Start Task input

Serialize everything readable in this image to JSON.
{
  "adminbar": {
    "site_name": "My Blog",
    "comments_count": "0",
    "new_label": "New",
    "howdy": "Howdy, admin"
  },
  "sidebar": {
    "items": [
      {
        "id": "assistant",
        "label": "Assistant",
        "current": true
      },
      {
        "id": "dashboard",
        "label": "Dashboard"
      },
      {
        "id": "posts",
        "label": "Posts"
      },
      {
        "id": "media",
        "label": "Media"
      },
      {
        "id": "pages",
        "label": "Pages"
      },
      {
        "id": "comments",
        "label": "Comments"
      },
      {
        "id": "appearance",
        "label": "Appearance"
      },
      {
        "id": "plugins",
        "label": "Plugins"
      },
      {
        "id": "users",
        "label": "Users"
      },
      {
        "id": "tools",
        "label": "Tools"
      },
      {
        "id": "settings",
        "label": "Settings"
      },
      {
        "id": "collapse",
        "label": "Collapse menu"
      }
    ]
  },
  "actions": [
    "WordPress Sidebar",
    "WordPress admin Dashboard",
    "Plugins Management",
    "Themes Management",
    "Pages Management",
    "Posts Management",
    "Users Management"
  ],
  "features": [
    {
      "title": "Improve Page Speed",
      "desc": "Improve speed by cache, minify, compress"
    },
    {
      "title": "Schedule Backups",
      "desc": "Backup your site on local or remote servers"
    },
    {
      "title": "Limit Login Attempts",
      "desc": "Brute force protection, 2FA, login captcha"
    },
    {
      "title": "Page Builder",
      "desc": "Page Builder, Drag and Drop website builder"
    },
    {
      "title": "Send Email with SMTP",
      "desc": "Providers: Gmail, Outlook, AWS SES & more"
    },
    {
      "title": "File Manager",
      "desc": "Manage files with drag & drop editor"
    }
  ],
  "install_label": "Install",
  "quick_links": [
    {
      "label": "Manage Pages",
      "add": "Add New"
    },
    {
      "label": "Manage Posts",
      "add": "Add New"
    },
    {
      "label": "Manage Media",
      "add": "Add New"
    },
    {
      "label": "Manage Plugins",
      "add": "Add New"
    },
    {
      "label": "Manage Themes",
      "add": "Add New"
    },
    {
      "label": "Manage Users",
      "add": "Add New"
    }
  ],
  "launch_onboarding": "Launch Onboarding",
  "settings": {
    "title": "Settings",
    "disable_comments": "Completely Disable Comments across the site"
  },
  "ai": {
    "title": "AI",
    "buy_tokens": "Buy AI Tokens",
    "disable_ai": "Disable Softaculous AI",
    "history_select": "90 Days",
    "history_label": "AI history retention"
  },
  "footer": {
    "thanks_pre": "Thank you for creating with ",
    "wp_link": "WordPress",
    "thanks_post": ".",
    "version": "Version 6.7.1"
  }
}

End Task input

▶ [Exercise]
Your task is to print all of the records exactly.

▶ [Answer to this task]
Serialize everything readable in this image to JSON.
{
  "adminbar": {
    "site_name": "My Blog",
    "comments_count": "0",
    "new_label": "New",
    "howdy": "Howdy, admin"
  },
  "sidebar": {
    "items": [
      {
        "id": "assistant",
        "label": "Assistant",
        "current": true
      },
      {
        "id": "dashboard",
        "label": "Dashboard"
      },
      {
        "id": "posts",
        "label": "Posts"
      },
      {
        "id": "media",
        "label": "Media"
      },
      {
        "id": "pages",
        "label": "Pages"
      },
      {
        "id": "comments",
        "label": "Comments"
      },
      {
        "id": "appearance",
        "label": "Appearance"
      },
      {
        "id": "plugins",
        "label": "Plugins"
      },
      {
        "id": "users",
        "label": "Users"
      },
      {
        "id": "tools",
        "label": "Tools"
      },
      {
        "id": "settings",
        "label": "Settings"
      },
      {
        "id": "collapse",
        "label": "Collapse menu"
      }
    ]
  },
  "actions": [
    "WordPress Sidebar",
    "WordPress admin Dashboard",
    "Plugins Management",
    "Themes Management",
    "Pages Management",
    "Posts Management",
    "Users Management"
  ],
  "features": [
    {
      "title": "Improve Page Speed",
      "desc": "Improve speed by cache, minify, compress"
    },
    {
      "title": "Schedule Backups",
      "desc": "Backup your site on local or remote servers"
    },
    {
      "title": "Limit Login Attempts",
      "desc": "Brute force protection, 2FA, login captcha"
    },
    {
      "title": "Page Builder",
      "desc": "Page Builder, Drag and Drop website builder"
    },
    {
      "title": "Send Email with SMTP",
      "desc": "Providers: Gmail, Outlook, AWS SES & more"
    },
    {
      "title": "File Manager",
      "desc": "Manage files with drag & drop editor"
    }
  ],
  "install_label": "Install",
  "quick_links": [
    {
      "label": "Manage Pages",
      "add": "Add New"
    },
    {
      "label": "Manage Posts",
      "add": "Add New"
    },
    {
      "label": "Manage Media",
      "add": "Add New"
    },
    {
      "label": "Manage Plugins",
      "add": "Add New"
    },
    {
      "label": "Manage Themes",
      "add": "Add New"
    },
    {
      "label": "Manage Users",
      "add": "Add New"
    }
  ],
  "launch_onboarding": "Launch Onboarding",
  "settings": {
    "title": "Settings",
    "disable_comments": "Completely Disable Comments across the site"
  },
  "ai": {
    "title": "AI",
    "buy_tokens": "Buy AI Tokens",
    "disable_ai": "Disable Softaculous AI",
    "history_select": "90 Days",
    "history_label": "AI history retention"
  },
  "footer": {
    "thanks_pre": "Thank you for creating with ",
    "wp_link": "WordPress",
    "thanks_post": ".",
    "version": "Version 6.7.1"
  }
}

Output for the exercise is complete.